§ **Prompt**
Can you continue the passage about RNA quality in prostate tissue from robotic prostatectomy, picking up after its last sentence?

§ **Page excerpt**
======

Although it appears reasonable to assume that longer ischaemia times will potentiate RNA degradation, in this study we have found no negative impact on RNA quality within the narrow warm ischaemia times of robotic prostatectomy (mean total WIT of 120 mins). In one time course degradation study of lung tissue, nucleic acid stability has been demonstrated for up to 5 hours after excision at room temperature . Analysis of non-fixed surgical specimens revealed RNA stability in fresh tissue for up to 6-16 hours at room temperature . Similar studies have demonstrated minimal RNA degradation in samples stored on ice for as long as 24-96 hours after collection [12, 20]. While gene expression studies suggest an impact of ischaemia on prostatic tissue due to marked changes in hypoxia-related genes within the first hour of surgery [14, 15], our results did not show a relationship between warm ischaemia time and RIN (a measure of the integrity of the total RNA population, therefore not discounting alterations in the transciptome). This leads to the suggestion that the onset of cellular ischaemia intraoperatively is sufficient to produce genetic responses, without necessarily compromising the RNA integrity of prostatic tissue. It is possible that the expediency of our surgical technique impairs our ability to extrapolate any relationship with ischaemia, due to our narrow range of operating times. This finding also lends further support to our method of tissue collection.
In an effort to better understand clinicopathological factors which may influence specimen RNA quality, we performed multiple linear regression analysis, and found an inverse relationship between prostate volume and RNA quality.

======

§ **Dataset extract**
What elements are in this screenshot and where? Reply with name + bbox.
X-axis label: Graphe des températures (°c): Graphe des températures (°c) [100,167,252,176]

======

§ **Task output**
One explanation for the relationship with prostate volume, may be a greater degree of ischaemia in specimens with a smaller surface area: volume ratio, although this is difficult to rationalize without a relationship between ischaemia time and RIN. Bertilsson et al. described a weak correlation with blood loss (r = -0.11, p = 0.02); the group postulated a relationship between excessive surgical handling, as indicated by blood loss, and subsequent RNase release . We did not anticipate a relationship between blood loss and RNA quality, given the restricted range of this variable (mean 157 ml, standard deviation 41 ml) when using a robotic technique, compared with the open radical prostatectomy study (median 575 ml; > 50% between 500-1000 ml). However, a similar explanation may be used for our relationship with prostate volume, with smaller prostates suffering less intraoperative surgical manipulation, and hence RNase release. An interquartile range was not reported in Bertilsson's initial study, and it is possible that a restricted cohort limited their identification of this correlation. One additional explanation may be that larger prostates are composed of a greater proportion of stromal tissue, which was also shown to inversely correlate with RNA quality in this study (r = -0.34, p = 0.03)  as well as our own (B = 1.738, p < 0.001).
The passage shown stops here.